WHAT IS BEING ASKED:
Transcribe every entry word for word, but skip the images.

SUPPLIED DATA:
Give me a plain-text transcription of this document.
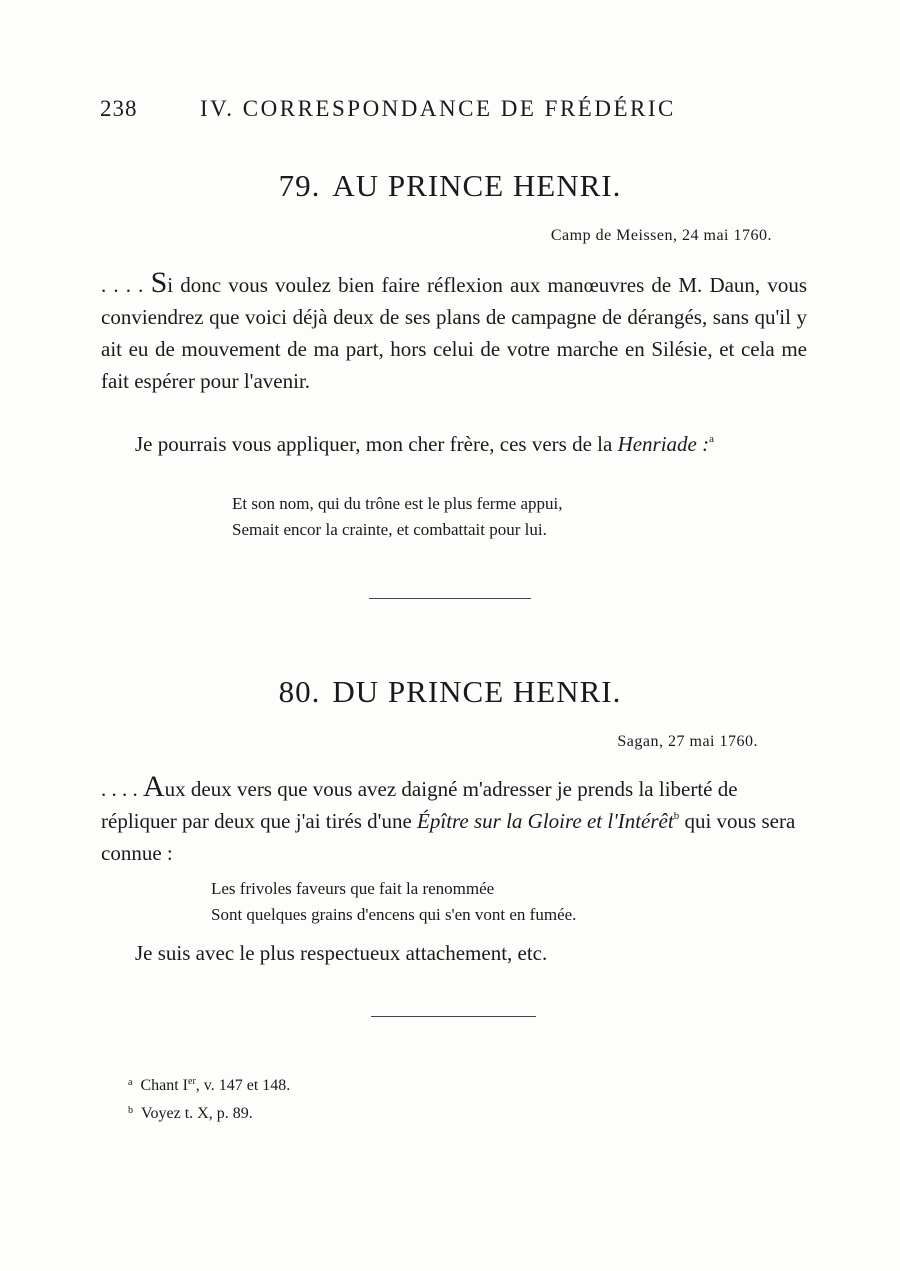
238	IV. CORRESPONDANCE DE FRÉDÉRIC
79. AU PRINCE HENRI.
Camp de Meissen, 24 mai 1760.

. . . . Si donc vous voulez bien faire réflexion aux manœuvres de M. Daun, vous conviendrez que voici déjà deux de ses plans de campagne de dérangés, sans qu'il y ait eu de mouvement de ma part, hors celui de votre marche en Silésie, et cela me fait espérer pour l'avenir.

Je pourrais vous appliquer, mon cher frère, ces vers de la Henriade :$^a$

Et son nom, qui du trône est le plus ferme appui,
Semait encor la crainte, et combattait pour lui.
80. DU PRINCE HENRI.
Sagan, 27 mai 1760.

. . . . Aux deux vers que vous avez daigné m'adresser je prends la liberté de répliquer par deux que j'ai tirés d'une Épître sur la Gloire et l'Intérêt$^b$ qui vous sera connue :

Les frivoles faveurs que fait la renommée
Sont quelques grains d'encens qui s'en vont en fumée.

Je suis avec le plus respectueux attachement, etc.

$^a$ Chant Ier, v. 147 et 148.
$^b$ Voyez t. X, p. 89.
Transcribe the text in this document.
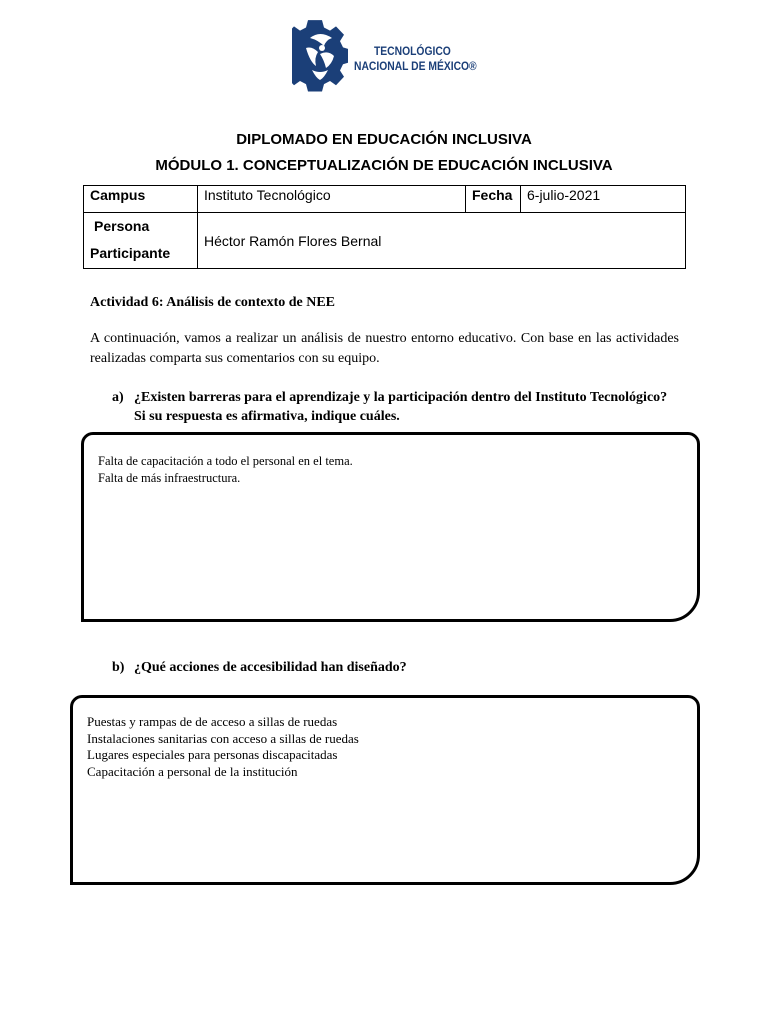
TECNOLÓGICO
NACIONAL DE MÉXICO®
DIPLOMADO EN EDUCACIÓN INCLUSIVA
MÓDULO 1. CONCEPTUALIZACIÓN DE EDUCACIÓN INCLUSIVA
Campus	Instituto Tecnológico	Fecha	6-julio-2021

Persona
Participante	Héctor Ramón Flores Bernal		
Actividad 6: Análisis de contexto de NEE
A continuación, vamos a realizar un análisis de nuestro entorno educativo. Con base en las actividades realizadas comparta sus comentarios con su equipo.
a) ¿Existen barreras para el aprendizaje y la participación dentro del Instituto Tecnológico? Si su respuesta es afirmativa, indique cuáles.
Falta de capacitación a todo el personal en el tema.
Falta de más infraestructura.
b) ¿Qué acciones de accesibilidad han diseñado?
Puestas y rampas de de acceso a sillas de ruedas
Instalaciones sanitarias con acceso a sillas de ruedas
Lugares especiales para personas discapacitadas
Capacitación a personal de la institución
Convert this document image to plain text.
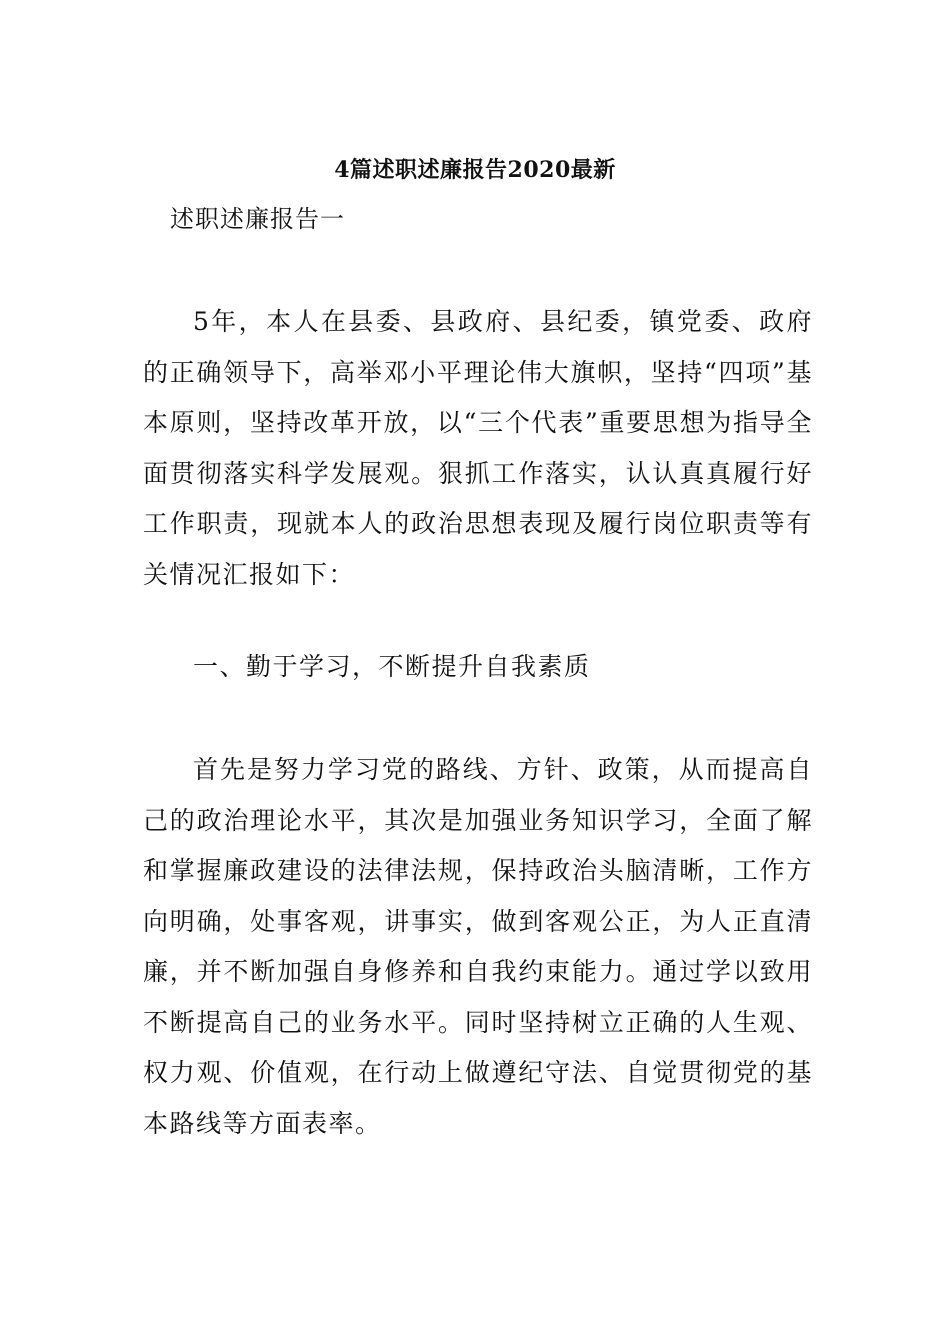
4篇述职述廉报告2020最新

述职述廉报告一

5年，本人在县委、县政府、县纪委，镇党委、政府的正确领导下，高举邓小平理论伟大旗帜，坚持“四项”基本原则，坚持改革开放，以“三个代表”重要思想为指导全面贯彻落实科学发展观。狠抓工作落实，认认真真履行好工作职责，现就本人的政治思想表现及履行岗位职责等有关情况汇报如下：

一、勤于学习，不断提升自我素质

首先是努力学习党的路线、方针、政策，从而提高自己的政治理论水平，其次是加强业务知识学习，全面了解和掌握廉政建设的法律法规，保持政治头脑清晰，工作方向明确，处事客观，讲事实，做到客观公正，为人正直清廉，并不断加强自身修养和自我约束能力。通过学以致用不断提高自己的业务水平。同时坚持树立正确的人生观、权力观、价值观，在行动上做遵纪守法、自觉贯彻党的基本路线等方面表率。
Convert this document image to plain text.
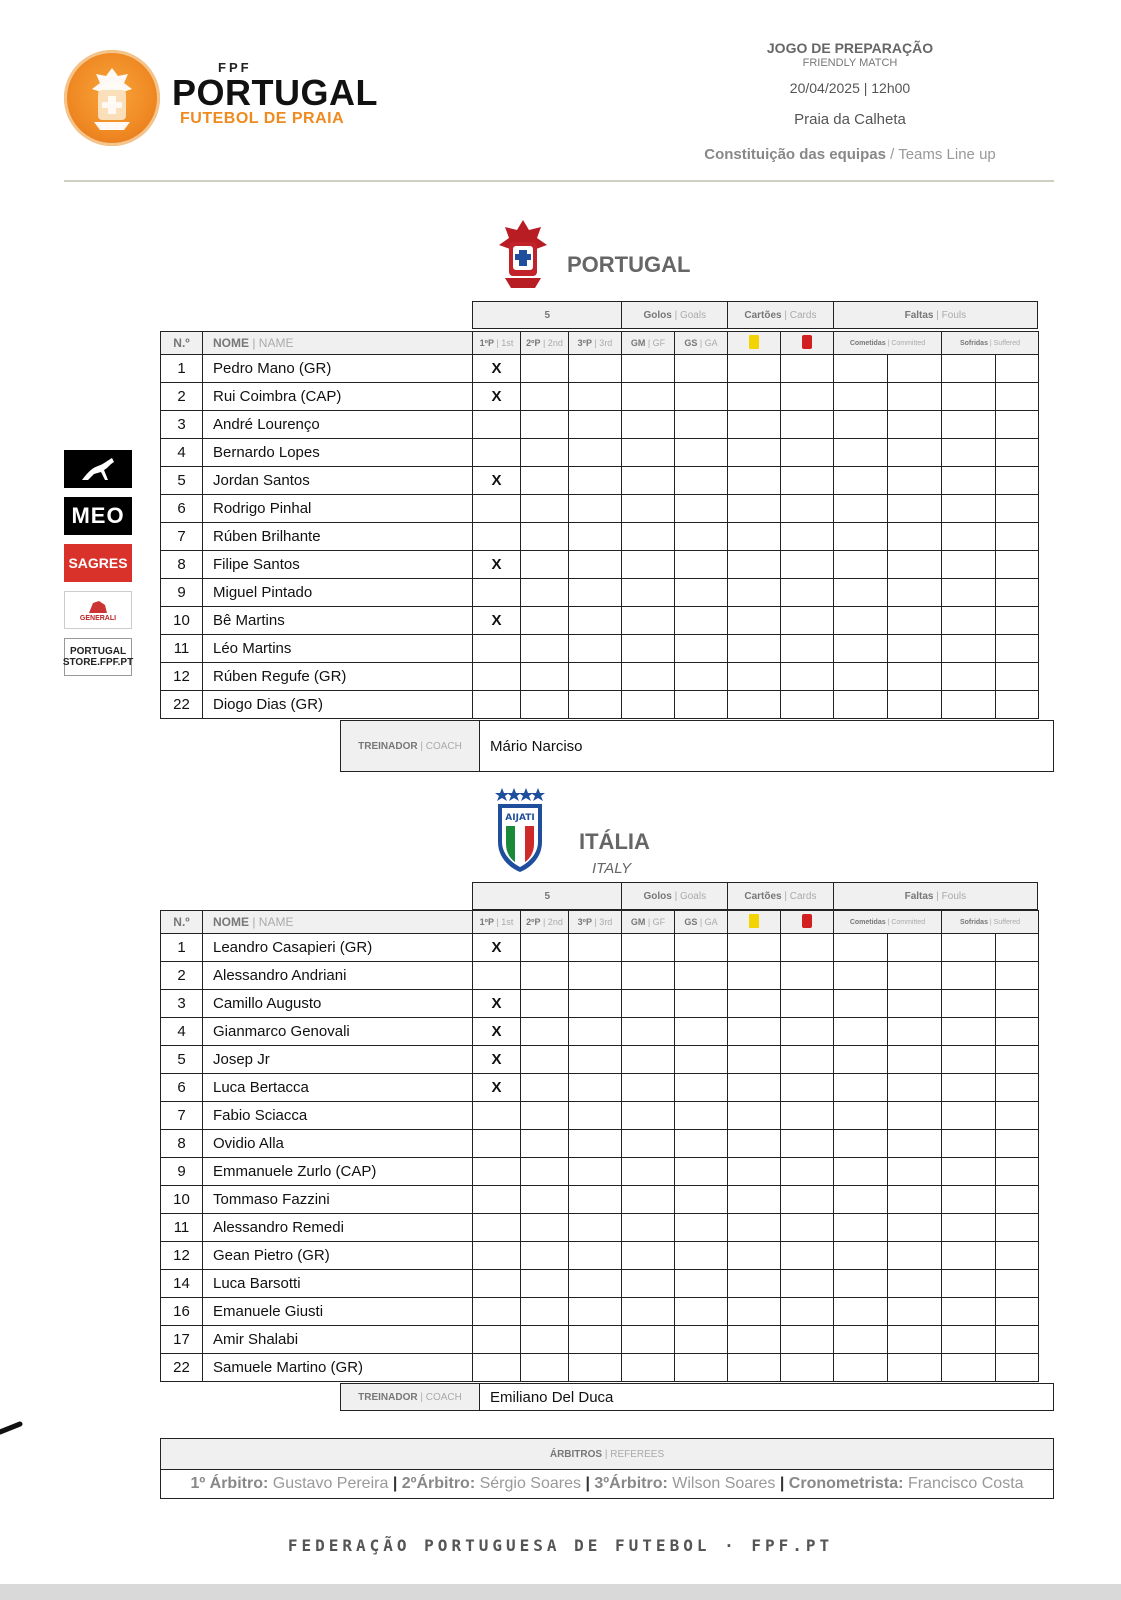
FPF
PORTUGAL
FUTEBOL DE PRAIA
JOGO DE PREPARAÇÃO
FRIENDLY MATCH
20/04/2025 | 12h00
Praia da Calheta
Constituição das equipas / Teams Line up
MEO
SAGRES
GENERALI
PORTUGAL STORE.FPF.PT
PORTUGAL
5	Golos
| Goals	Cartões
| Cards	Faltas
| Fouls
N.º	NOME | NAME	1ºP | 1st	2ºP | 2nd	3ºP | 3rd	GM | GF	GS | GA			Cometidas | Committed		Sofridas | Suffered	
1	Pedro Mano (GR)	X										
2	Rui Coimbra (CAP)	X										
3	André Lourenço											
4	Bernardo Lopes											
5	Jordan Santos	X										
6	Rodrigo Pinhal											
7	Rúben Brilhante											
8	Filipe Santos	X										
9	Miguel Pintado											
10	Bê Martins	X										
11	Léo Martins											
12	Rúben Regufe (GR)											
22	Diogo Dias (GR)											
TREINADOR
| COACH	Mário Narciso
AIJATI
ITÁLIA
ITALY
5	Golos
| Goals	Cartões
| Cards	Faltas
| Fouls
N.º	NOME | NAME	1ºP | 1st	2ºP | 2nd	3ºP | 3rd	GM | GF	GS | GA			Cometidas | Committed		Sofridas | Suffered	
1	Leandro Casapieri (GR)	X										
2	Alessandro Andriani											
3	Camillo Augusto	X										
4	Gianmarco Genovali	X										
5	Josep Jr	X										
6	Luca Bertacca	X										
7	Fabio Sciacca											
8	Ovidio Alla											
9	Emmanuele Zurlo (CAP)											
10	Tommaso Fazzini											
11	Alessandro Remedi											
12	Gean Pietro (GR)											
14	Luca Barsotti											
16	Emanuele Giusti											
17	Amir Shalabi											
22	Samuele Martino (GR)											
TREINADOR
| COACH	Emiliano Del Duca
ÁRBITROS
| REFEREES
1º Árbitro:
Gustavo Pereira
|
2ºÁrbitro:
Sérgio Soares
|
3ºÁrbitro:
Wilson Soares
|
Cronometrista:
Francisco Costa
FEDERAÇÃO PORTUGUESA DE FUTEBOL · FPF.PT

OUTPUT FOR THIS TASK:
Give me a plain-text transcription of this document.
238	IV. CORRESPONDANCE DE FRÉDÉRIC
79. AU PRINCE HENRI.
Camp de Meissen, 24 mai 1760.

. . . . Si donc vous voulez bien faire réflexion aux manœuvres de M. Daun, vous conviendrez que voici déjà deux de ses plans de campagne de dérangés, sans qu'il y ait eu de mouvement de ma part, hors celui de votre marche en Silésie, et cela me fait espérer pour l'avenir.

Je pourrais vous appliquer, mon cher frère, ces vers de la Henriade :$^a$

Et son nom, qui du trône est le plus ferme appui,
Semait encor la crainte, et combattait pour lui.
80. DU PRINCE HENRI.
Sagan, 27 mai 1760.

. . . . Aux deux vers que vous avez daigné m'adresser je prends la liberté de répliquer par deux que j'ai tirés d'une Épître sur la Gloire et l'Intérêt$^b$ qui vous sera connue :

Les frivoles faveurs que fait la renommée
Sont quelques grains d'encens qui s'en vont en fumée.

Je suis avec le plus respectueux attachement, etc.

$^a$ Chant Ier, v. 147 et 148.
$^b$ Voyez t. X, p. 89.
Transcribe the text in this document.
TECNOLÓGICO
NACIONAL DE MÉXICO®
DIPLOMADO EN EDUCACIÓN INCLUSIVA
MÓDULO 1. CONCEPTUALIZACIÓN DE EDUCACIÓN INCLUSIVA
Campus	Instituto Tecnológico	Fecha	6-julio-2021

Persona
Participante	Héctor Ramón Flores Bernal		
Actividad 6: Análisis de contexto de NEE
A continuación, vamos a realizar un análisis de nuestro entorno educativo. Con base en las actividades realizadas comparta sus comentarios con su equipo.
a) ¿Existen barreras para el aprendizaje y la participación dentro del Instituto Tecnológico? Si su respuesta es afirmativa, indique cuáles.
Falta de capacitación a todo el personal en el tema.
Falta de más infraestructura.
b) ¿Qué acciones de accesibilidad han diseñado?
Puestas y rampas de de acceso a sillas de ruedas
Instalaciones sanitarias con acceso a sillas de ruedas
Lugares especiales para personas discapacitadas
Capacitación a personal de la institución
Convert this document image to plain text.
4篇述职述廉报告2020最新

述职述廉报告一

5年，本人在县委、县政府、县纪委，镇党委、政府的正确领导下，高举邓小平理论伟大旗帜，坚持“四项”基本原则，坚持改革开放，以“三个代表”重要思想为指导全面贯彻落实科学发展观。狠抓工作落实，认认真真履行好工作职责，现就本人的政治思想表现及履行岗位职责等有关情况汇报如下：

一、勤于学习，不断提升自我素质

首先是努力学习党的路线、方针、政策，从而提高自己的政治理论水平，其次是加强业务知识学习，全面了解和掌握廉政建设的法律法规，保持政治头脑清晰，工作方向明确，处事客观，讲事实，做到客观公正，为人正直清廉，并不断加强自身修养和自我约束能力。通过学以致用不断提高自己的业务水平。同时坚持树立正确的人生观、权力观、价值观，在行动上做遵纪守法、自觉贯彻党的基本路线等方面表率。
Convert this document image to plain text.
FPF
PORTUGAL
FUTEBOL DE PRAIA
JOGO DE PREPARAÇÃO
FRIENDLY MATCH
20/04/2025 | 12h00
Praia da Calheta
Constituição das equipas / Teams Line up
MEO
SAGRES
GENERALI
PORTUGAL STORE.FPF.PT
PORTUGAL
5	Golos
| Goals	Cartões
| Cards	Faltas
| Fouls
N.º	NOME | NAME	1ºP | 1st	2ºP | 2nd	3ºP | 3rd	GM | GF	GS | GA			Cometidas | Committed		Sofridas | Suffered	
1	Pedro Mano (GR)	X										
2	Rui Coimbra (CAP)	X										
3	André Lourenço											
4	Bernardo Lopes											
5	Jordan Santos	X										
6	Rodrigo Pinhal											
7	Rúben Brilhante											
8	Filipe Santos	X										
9	Miguel Pintado											
10	Bê Martins	X										
11	Léo Martins											
12	Rúben Regufe (GR)											
22	Diogo Dias (GR)											
TREINADOR
| COACH	Mário Narciso
AIJATI
ITÁLIA
ITALY
5	Golos
| Goals	Cartões
| Cards	Faltas
| Fouls
N.º	NOME | NAME	1ºP | 1st	2ºP | 2nd	3ºP | 3rd	GM | GF	GS | GA			Cometidas | Committed		Sofridas | Suffered	
1	Leandro Casapieri (GR)	X										
2	Alessandro Andriani											
3	Camillo Augusto	X										
4	Gianmarco Genovali	X										
5	Josep Jr	X										
6	Luca Bertacca	X										
7	Fabio Sciacca											
8	Ovidio Alla											
9	Emmanuele Zurlo (CAP)											
10	Tommaso Fazzini											
11	Alessandro Remedi											
12	Gean Pietro (GR)											
14	Luca Barsotti											
16	Emanuele Giusti											
17	Amir Shalabi											
22	Samuele Martino (GR)											
TREINADOR
| COACH	Emiliano Del Duca
ÁRBITROS
| REFEREES
1º Árbitro:
Gustavo Pereira
|
2ºÁrbitro:
Sérgio Soares
|
3ºÁrbitro:
Wilson Soares
|
Cronometrista:
Francisco Costa
FEDERAÇÃO PORTUGUESA DE FUTEBOL · FPF.PT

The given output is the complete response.